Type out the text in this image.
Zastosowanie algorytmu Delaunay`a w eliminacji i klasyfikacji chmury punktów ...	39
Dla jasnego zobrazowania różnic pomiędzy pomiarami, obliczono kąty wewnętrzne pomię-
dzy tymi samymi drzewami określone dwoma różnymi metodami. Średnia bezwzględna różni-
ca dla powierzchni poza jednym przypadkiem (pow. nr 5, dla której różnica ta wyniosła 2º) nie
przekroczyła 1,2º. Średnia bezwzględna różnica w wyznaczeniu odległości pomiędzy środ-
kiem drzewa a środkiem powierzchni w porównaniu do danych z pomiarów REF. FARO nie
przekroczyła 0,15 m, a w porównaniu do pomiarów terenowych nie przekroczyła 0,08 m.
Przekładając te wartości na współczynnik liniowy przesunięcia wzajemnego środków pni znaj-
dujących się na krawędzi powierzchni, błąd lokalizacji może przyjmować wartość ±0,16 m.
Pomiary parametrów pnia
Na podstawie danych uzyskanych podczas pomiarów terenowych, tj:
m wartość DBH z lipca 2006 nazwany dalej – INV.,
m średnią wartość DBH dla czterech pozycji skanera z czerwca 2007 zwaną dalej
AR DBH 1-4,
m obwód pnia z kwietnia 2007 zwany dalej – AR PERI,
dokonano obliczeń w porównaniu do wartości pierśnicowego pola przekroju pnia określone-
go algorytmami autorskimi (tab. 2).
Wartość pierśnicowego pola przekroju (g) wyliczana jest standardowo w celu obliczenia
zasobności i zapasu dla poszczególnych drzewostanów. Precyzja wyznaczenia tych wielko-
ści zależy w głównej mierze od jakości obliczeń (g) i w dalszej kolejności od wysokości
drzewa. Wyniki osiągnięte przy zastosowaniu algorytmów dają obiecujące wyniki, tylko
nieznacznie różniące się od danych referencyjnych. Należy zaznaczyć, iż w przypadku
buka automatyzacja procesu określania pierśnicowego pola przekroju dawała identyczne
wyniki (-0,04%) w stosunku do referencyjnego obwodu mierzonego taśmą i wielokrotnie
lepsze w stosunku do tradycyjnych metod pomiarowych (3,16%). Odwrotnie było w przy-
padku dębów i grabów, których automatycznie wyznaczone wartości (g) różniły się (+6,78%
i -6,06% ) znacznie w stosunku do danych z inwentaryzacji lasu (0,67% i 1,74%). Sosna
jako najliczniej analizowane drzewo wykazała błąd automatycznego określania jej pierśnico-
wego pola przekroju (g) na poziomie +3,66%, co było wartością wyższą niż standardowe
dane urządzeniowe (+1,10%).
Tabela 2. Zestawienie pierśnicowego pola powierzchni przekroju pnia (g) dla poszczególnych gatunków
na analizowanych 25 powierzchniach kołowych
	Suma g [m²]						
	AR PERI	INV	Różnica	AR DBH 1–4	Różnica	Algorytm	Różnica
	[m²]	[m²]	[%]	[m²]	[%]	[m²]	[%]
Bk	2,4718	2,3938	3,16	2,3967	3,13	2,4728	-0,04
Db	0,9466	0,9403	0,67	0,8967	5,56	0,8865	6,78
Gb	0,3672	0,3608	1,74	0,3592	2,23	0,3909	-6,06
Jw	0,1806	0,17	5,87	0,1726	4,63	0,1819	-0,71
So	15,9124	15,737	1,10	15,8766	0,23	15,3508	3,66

○ ○ ○

Which lines include the word "określania"? Copy every one of them.

» **Answer in full**:
buka automatyzacja procesu określania pierśnicowego pola przekroju dawała identyczne
jako najliczniej analizowane drzewo wykazała błąd automatycznego określania jej pierśnico-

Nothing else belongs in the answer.